## EXERCISE GOAL
Please retype the entries from the line containing "What elements are" through the line containing "230, 1180, 253]", including both of those lines. Omit the pictures.

## STORED RECORDS

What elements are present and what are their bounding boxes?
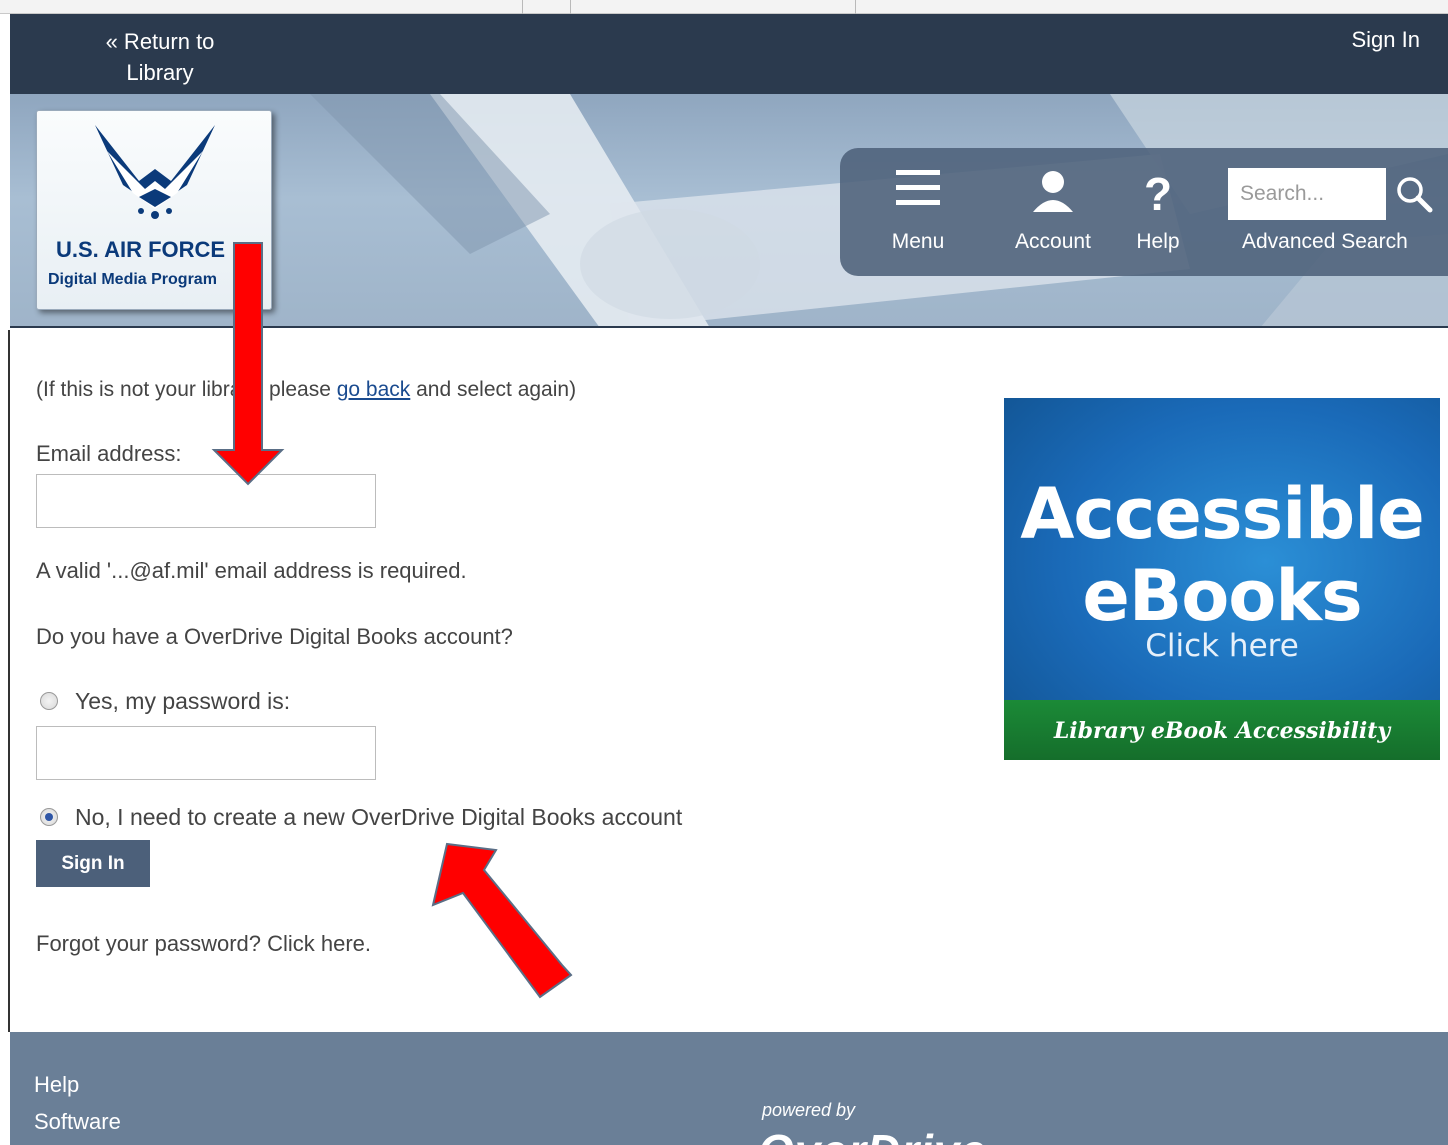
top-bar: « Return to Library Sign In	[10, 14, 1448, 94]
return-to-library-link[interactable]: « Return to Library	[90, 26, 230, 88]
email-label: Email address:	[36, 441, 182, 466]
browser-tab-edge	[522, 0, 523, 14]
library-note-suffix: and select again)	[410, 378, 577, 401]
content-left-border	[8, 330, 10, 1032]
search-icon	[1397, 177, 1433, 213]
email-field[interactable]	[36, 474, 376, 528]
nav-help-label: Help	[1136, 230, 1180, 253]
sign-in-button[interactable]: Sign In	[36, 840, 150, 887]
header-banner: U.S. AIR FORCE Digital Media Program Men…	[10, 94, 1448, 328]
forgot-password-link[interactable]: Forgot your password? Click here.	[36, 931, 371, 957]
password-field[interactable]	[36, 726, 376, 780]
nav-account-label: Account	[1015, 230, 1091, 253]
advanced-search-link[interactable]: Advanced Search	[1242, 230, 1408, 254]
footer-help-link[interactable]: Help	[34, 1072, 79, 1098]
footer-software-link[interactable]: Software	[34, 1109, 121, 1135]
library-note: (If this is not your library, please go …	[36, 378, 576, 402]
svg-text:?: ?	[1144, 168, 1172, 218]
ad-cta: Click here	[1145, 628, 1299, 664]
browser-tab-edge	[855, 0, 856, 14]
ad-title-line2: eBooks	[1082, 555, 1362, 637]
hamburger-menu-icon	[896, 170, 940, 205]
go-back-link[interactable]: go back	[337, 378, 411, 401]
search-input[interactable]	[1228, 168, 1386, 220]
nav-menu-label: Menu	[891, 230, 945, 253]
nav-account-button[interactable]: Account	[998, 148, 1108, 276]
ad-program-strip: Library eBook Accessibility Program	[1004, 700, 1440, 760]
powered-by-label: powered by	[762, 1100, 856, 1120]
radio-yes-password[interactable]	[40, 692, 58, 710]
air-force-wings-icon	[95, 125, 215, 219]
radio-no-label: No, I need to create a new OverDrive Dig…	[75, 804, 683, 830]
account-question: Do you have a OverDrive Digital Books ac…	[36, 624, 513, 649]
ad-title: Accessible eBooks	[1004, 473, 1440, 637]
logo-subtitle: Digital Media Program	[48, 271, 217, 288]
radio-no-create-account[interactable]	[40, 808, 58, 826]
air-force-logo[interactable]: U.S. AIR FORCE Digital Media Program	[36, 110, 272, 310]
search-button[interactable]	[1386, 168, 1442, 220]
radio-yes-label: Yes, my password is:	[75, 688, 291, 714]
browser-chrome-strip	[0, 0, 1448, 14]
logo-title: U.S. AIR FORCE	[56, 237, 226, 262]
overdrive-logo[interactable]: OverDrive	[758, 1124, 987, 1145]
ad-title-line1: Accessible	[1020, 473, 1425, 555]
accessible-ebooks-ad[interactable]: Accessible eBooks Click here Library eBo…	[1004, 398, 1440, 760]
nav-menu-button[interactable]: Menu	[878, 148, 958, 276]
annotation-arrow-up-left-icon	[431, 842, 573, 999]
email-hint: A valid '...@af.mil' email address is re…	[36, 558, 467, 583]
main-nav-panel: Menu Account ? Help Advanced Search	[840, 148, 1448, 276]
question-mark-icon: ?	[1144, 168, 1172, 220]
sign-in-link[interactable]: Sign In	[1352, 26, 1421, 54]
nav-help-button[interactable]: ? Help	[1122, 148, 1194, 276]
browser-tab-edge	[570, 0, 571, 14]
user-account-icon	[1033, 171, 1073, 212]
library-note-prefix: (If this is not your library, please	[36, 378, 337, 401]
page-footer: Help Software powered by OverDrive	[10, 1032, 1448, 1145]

...

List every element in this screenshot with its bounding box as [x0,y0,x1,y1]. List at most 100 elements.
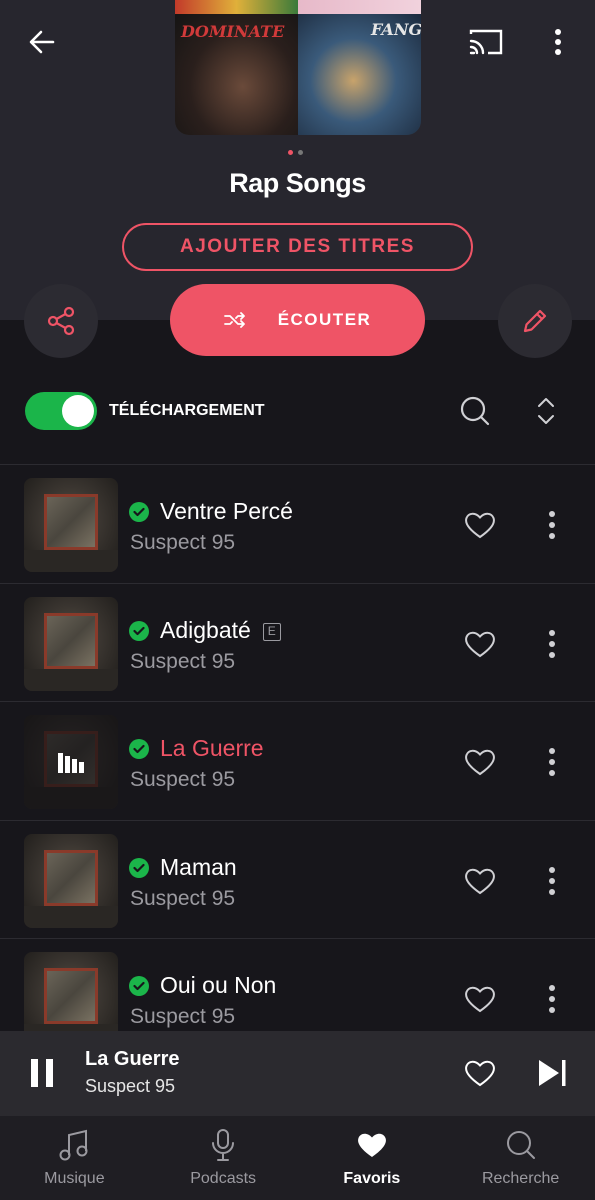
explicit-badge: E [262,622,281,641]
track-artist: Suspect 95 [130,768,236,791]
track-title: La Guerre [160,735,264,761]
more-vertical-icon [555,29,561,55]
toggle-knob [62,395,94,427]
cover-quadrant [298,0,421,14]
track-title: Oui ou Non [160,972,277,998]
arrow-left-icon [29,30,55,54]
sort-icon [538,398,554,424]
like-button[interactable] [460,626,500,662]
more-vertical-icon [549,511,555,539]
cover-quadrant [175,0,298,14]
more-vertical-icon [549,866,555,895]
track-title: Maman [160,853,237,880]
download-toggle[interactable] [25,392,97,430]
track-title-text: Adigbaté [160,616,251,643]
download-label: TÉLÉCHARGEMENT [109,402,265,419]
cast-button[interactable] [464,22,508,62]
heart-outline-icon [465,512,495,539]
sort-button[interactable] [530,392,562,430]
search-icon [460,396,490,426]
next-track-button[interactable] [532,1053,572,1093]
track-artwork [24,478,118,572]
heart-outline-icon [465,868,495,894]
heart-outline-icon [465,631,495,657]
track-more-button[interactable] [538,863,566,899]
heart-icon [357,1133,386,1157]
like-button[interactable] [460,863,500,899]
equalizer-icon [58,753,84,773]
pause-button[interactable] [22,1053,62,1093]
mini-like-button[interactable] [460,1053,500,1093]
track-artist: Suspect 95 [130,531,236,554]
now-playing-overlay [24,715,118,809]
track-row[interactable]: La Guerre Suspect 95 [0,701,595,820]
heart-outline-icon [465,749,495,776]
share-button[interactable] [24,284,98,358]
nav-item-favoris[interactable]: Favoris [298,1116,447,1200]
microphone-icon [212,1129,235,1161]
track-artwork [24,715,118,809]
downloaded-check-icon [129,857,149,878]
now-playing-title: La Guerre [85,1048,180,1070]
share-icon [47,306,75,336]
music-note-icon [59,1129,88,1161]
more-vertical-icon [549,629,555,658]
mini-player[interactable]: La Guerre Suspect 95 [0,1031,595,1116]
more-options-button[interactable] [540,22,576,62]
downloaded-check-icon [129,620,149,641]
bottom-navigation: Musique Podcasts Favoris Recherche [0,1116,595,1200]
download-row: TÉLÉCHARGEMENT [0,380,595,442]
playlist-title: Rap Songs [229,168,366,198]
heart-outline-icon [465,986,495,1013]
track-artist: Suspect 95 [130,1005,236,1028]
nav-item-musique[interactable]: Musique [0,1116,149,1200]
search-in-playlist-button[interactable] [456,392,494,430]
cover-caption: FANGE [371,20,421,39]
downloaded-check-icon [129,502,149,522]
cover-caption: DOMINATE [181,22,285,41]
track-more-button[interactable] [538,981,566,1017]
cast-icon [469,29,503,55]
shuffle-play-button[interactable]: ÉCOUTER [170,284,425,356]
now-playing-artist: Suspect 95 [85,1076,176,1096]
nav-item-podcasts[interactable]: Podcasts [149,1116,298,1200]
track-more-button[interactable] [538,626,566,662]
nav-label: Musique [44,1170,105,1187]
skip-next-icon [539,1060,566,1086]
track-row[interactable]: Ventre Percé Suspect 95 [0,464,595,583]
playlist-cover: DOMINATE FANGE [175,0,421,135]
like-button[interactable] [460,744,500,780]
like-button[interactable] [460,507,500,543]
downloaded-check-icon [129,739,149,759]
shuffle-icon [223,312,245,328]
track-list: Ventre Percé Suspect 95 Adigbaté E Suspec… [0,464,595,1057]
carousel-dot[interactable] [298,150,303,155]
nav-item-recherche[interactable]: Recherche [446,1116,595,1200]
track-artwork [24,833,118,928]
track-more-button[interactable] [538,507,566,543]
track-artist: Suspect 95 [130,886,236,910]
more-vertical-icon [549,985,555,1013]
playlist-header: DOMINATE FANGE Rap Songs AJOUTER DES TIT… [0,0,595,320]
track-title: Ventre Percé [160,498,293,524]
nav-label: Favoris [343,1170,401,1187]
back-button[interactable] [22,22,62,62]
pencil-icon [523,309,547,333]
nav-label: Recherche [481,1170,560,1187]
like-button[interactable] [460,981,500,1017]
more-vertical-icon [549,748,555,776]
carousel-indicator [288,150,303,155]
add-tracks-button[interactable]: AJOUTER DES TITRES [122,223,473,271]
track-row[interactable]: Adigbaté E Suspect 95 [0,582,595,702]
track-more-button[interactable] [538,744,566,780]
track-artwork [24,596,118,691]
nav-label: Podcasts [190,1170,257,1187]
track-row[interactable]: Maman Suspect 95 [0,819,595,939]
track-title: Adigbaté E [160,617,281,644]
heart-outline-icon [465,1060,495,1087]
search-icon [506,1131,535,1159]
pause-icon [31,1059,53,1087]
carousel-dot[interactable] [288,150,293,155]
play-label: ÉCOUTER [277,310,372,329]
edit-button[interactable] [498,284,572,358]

* * *

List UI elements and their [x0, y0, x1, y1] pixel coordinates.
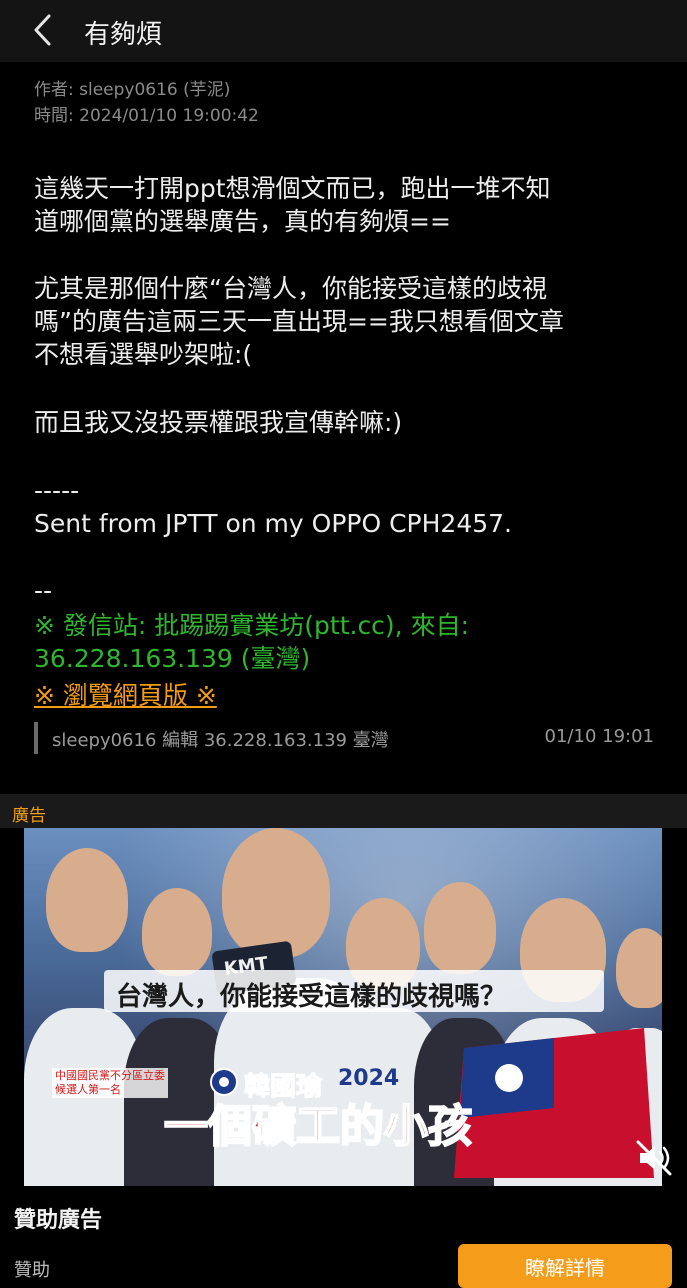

## RESPONSE TO THE EXERCISE
What elements are present and what are their bounding boxes?
top-bar: « Return to Library Sign In	[10, 14, 1448, 94]
return-to-library-link[interactable]: « Return to Library	[90, 26, 230, 88]
email-label: Email address:	[36, 441, 182, 466]
browser-tab-edge	[522, 0, 523, 14]
library-note-suffix: and select again)	[410, 378, 577, 401]
content-left-border	[8, 330, 10, 1032]
search-icon	[1397, 177, 1433, 213]
email-field[interactable]	[36, 474, 376, 528]
nav-help-label: Help	[1136, 230, 1180, 253]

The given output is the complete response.